=== PROBLEM ===
Say how many lines in the following data hold the word "were". Write nothing but that number.

=== DATA TO USE ===

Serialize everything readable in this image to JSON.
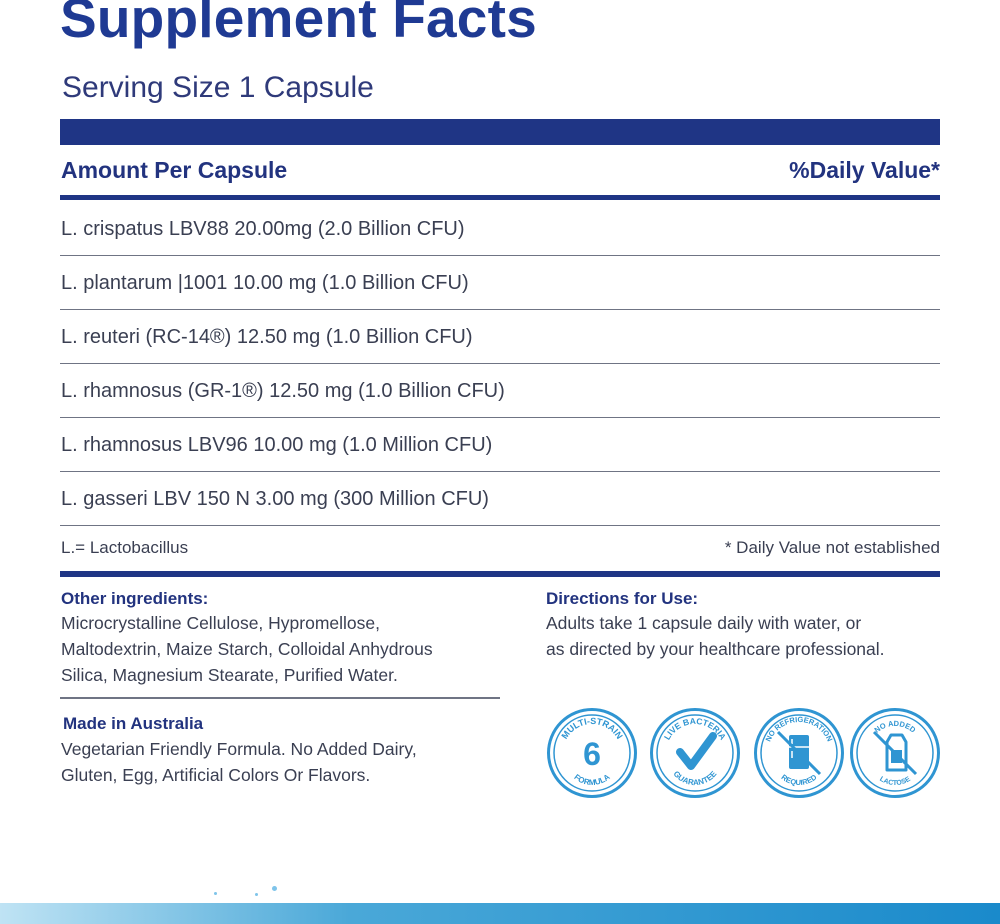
{
  "title": "Supplement Facts",
  "serving_size": "Serving Size 1 Capsule",
  "header": {
    "amount_label": "Amount Per Capsule",
    "daily_value_label": "%Daily Value*"
  },
  "ingredients": [
    "L. crispatus LBV88 20.00mg (2.0 Billion CFU)",
    "L. plantarum |1001 10.00 mg (1.0 Billion CFU)",
    "L. reuteri (RC-14®)  12.50 mg (1.0 Billion CFU)",
    "L. rhamnosus (GR-1®) 12.50 mg (1.0 Billion CFU)",
    "L. rhamnosus LBV96 10.00 mg (1.0 Million CFU)",
    "L. gasseri LBV 150 N 3.00 mg (300 Million CFU)"
  ],
  "footnotes": {
    "abbreviation": "L.= Lactobacillus",
    "daily_value_note": "* Daily Value not established"
  },
  "other_ingredients": {
    "heading": "Other ingredients:",
    "lines": [
      "Microcrystalline Cellulose, Hypromellose,",
      "Maltodextrin, Maize Starch, Colloidal Anhydrous",
      "Silica, Magnesium Stearate, Purified Water."
    ]
  },
  "directions": {
    "heading": "Directions for Use:",
    "lines": [
      "Adults take 1 capsule daily with water, or",
      "as directed by your healthcare professional."
    ]
  },
  "made_in": {
    "heading": "Made in Australia",
    "lines": [
      "Vegetarian Friendly Formula. No Added Dairy,",
      "Gluten, Egg, Artificial Colors Or Flavors."
    ]
  },
  "badges": [
    {
      "icon": "multi-strain-icon",
      "top_text": "MULTI-STRAIN",
      "center_text": "6",
      "bottom_text": "FORMULA"
    },
    {
      "icon": "checkmark-icon",
      "top_text": "LIVE BACTERIA",
      "bottom_text": "GUARANTEE"
    },
    {
      "icon": "refrigerator-icon",
      "top_text": "NO REFRIGERATION",
      "bottom_text": "REQUIRED"
    },
    {
      "icon": "milk-carton-icon",
      "top_text": "NO ADDED",
      "bottom_text": "LACTOSE"
    }
  ],
  "colors": {
    "brand_navy": "#1f3585",
    "badge_blue": "#2f95d2",
    "text": "#3a3f52"
  }
}
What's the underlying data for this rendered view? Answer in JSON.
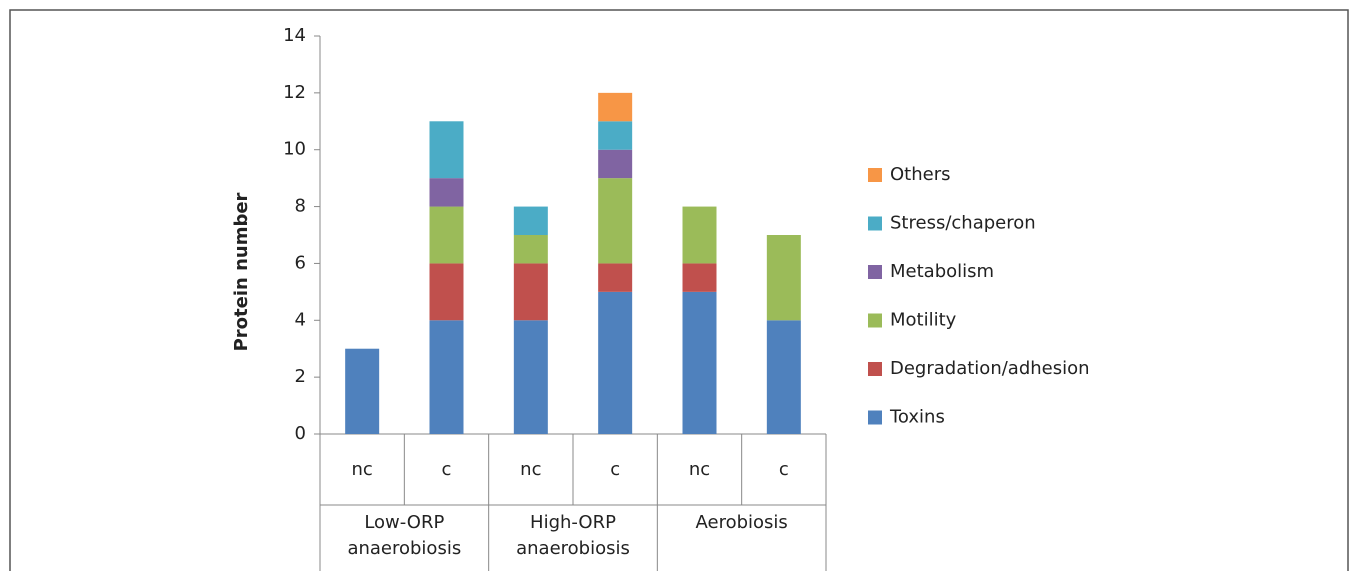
{
  "chart_data": {
    "type": "stacked-bar",
    "y_label": "Protein number",
    "categories": [
      "nc",
      "c",
      "nc",
      "c",
      "nc",
      "c"
    ],
    "groups": [
      "Low-ORP anaerobiosis",
      "High-ORP anaerobiosis",
      "Aerobiosis"
    ],
    "series": [
      {
        "name": "Toxins",
        "color": "#4f81bd",
        "values": [
          3,
          4,
          4,
          5,
          5,
          4
        ]
      },
      {
        "name": "Degradation/adhesion",
        "color": "#c0504d",
        "values": [
          0,
          2,
          2,
          1,
          1,
          0
        ]
      },
      {
        "name": "Motility",
        "color": "#9bbb59",
        "values": [
          0,
          2,
          1,
          3,
          2,
          3
        ]
      },
      {
        "name": "Metabolism",
        "color": "#8064a2",
        "values": [
          0,
          1,
          0,
          1,
          0,
          0
        ]
      },
      {
        "name": "Stress/chaperon",
        "color": "#4bacc6",
        "values": [
          0,
          2,
          1,
          1,
          0,
          0
        ]
      },
      {
        "name": "Others",
        "color": "#f79646",
        "values": [
          0,
          0,
          0,
          1,
          0,
          0
        ]
      }
    ],
    "ylim": [
      0,
      14
    ],
    "yticks": [
      0,
      2,
      4,
      6,
      8,
      10,
      12,
      14
    ]
  }
}
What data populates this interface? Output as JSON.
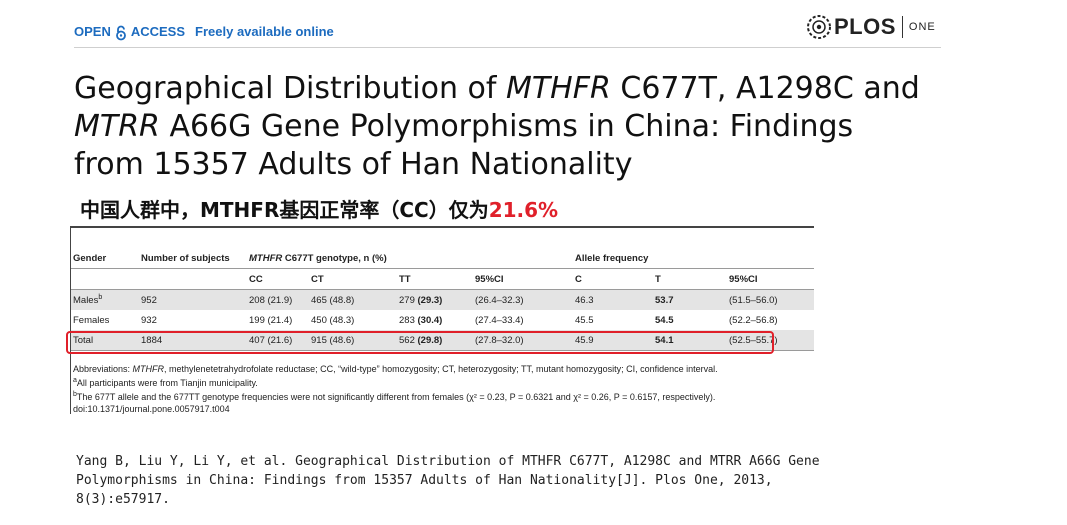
{
  "header": {
    "open_access_pre": "OPEN",
    "open_access_post": "ACCESS",
    "freely": "Freely available online",
    "logo_plos": "PLOS",
    "logo_one": "ONE"
  },
  "title": {
    "line1_prefix": "Geographical Distribution of ",
    "line1_gene": "MTHFR",
    "line1_suffix": " C677T, A1298C and",
    "line2_gene": "MTRR",
    "line2_suffix": " A66G Gene Polymorphisms in China: Findings",
    "line3": "from 15357 Adults of Han Nationality"
  },
  "subtitle": {
    "text": "中国人群中，MTHFR基因正常率（CC）仅为",
    "highlight": "21.6%"
  },
  "table": {
    "col_gender": "Gender",
    "col_subjects": "Number of subjects",
    "col_genotype_gene": "MTHFR",
    "col_genotype_rest": " C677T genotype, n (%)",
    "col_allele": "Allele frequency",
    "sub_headers": [
      "CC",
      "CT",
      "TT",
      "95%CI",
      "C",
      "T",
      "95%CI"
    ],
    "rows": [
      {
        "gender": "Males",
        "sup": "b",
        "n": "952",
        "cc": "208 (21.9)",
        "ct": "465 (48.8)",
        "tt_n": "279",
        "tt_p": "(29.3)",
        "ci1": "(26.4–32.3)",
        "c": "46.3",
        "t": "53.7",
        "ci2": "(51.5–56.0)"
      },
      {
        "gender": "Females",
        "sup": "",
        "n": "932",
        "cc": "199 (21.4)",
        "ct": "450 (48.3)",
        "tt_n": "283",
        "tt_p": "(30.4)",
        "ci1": "(27.4–33.4)",
        "c": "45.5",
        "t": "54.5",
        "ci2": "(52.2–56.8)"
      },
      {
        "gender": "Total",
        "sup": "",
        "n": "1884",
        "cc": "407 (21.6)",
        "ct": "915 (48.6)",
        "tt_n": "562",
        "tt_p": "(29.8)",
        "ci1": "(27.8–32.0)",
        "c": "45.9",
        "t": "54.1",
        "ci2": "(52.5–55.7)"
      }
    ]
  },
  "notes": {
    "abbrev_label": "Abbreviations: ",
    "abbrev_gene": "MTHFR",
    "abbrev_text": ", methylenetetrahydrofolate reductase; CC, “wild-type” homozygosity; CT, heterozygosity; TT, mutant homozygosity; CI, confidence interval.",
    "note_a_sup": "a",
    "note_a": "All participants were from Tianjin municipality.",
    "note_b_sup": "b",
    "note_b": "The 677T allele and the 677TT genotype frequencies were not significantly different from females (χ² = 0.23, P = 0.6321 and χ² = 0.26, P = 0.6157, respectively).",
    "doi": "doi:10.1371/journal.pone.0057917.t004"
  },
  "citation": {
    "line1": "Yang B, Liu Y, Li Y, et al. Geographical Distribution of MTHFR C677T, A1298C and MTRR A66G Gene",
    "line2": "Polymorphisms in China: Findings from 15357 Adults of Han Nationality[J]. Plos One, 2013,",
    "line3": "8(3):e57917."
  },
  "colors": {
    "open_access_blue": "#1c6bbf",
    "highlight_red": "#e0202a",
    "row_band": "#e4e4e4"
  }
}
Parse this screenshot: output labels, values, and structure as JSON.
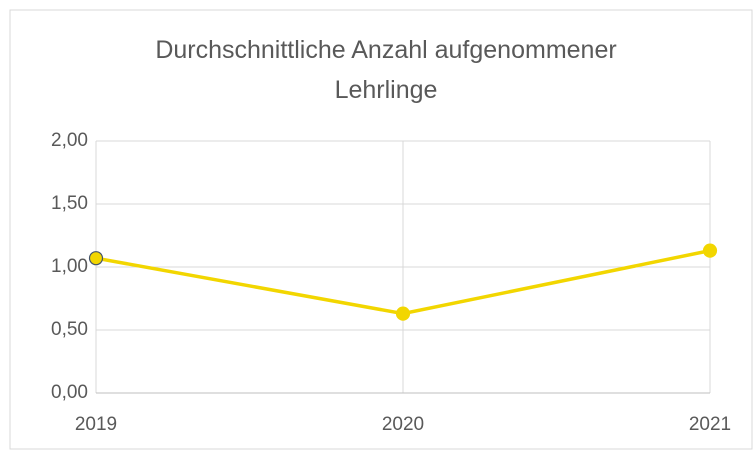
{
  "chart_data": {
    "type": "line",
    "title": "Durchschnittliche Anzahl aufgenommener Lehrlinge",
    "x": [
      2019,
      2020,
      2021
    ],
    "series": [
      {
        "name": "Lehrlinge",
        "color": "#f2d600",
        "values": [
          1.07,
          0.63,
          1.13
        ]
      }
    ],
    "xlim": [
      2019,
      2021
    ],
    "xticks": [
      2019,
      2020,
      2021
    ],
    "ylim": [
      0,
      2
    ],
    "yticks": [
      {
        "value": 0,
        "label": "0,00"
      },
      {
        "value": 0.5,
        "label": "0,50"
      },
      {
        "value": 1,
        "label": "1,00"
      },
      {
        "value": 1.5,
        "label": "1,50"
      },
      {
        "value": 2,
        "label": "2,00"
      }
    ],
    "grid": true
  }
}
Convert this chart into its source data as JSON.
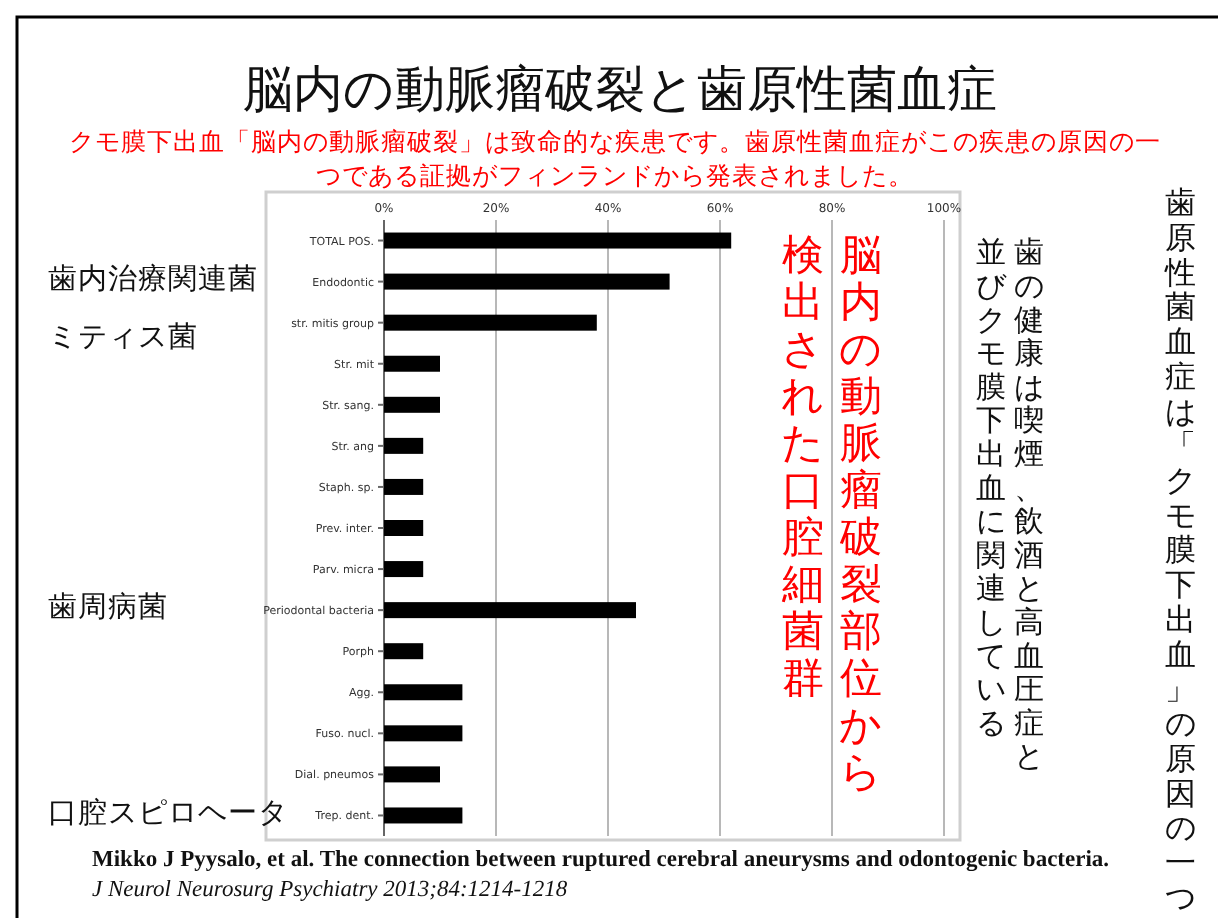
{
  "chart_data": {
    "type": "bar",
    "orientation": "horizontal",
    "title": "脳内の動脈瘤破裂と歯原性菌血症",
    "subtitle": "クモ膜下出血「脳内の動脈瘤破裂」は致命的な疾患です。歯原性菌血症がこの疾患の原因の一つである証拠がフィンランドから発表されました。",
    "categories": [
      "TOTAL POS.",
      "Endodontic",
      "str. mitis group",
      "Str. mit",
      "Str. sang.",
      "Str. ang",
      "Staph. sp.",
      "Prev. inter.",
      "Parv. micra",
      "Periodontal bacteria",
      "Porph",
      "Agg.",
      "Fuso. nucl.",
      "Dial. pneumos",
      "Trep. dent."
    ],
    "values": [
      62,
      51,
      38,
      10,
      10,
      7,
      7,
      7,
      7,
      45,
      7,
      14,
      14,
      10,
      14
    ],
    "color": "#000000",
    "xlim": [
      0,
      100
    ],
    "xticks": [
      {
        "value": 0,
        "label": "0%"
      },
      {
        "value": 20,
        "label": "20%"
      },
      {
        "value": 40,
        "label": "40%"
      },
      {
        "value": 60,
        "label": "60%"
      },
      {
        "value": 80,
        "label": "80%"
      },
      {
        "value": 100,
        "label": "100%"
      }
    ],
    "grid": "x",
    "annotations": [
      "歯内治療関連菌",
      "ミティス菌",
      "歯周病菌",
      "口腔スピロヘータ",
      "脳内の動脈瘤破裂部位から",
      "検出された口腔細菌群",
      "歯の健康は喫煙、飲酒と高血圧症と",
      "並びクモ膜下出血に関連している",
      "歯原性菌血症は「クモ膜下出血」の原因の一つ",
      "Mikko J Pyysalo, et al. The connection between ruptured cerebral aneurysms and odontogenic bacteria.",
      "J Neurol Neurosurg Psychiatry 2013;84:1214-1218"
    ]
  }
}
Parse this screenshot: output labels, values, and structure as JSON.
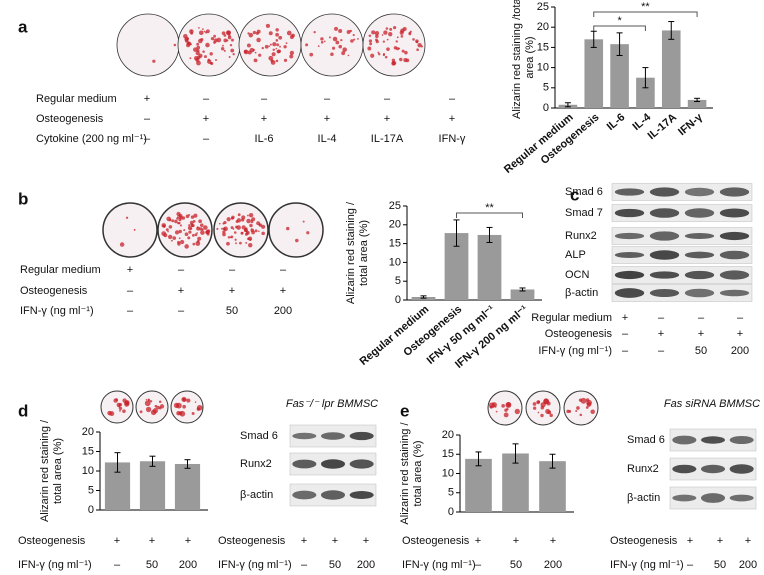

=== RESPONSE TO THIS EXERCISE ===
2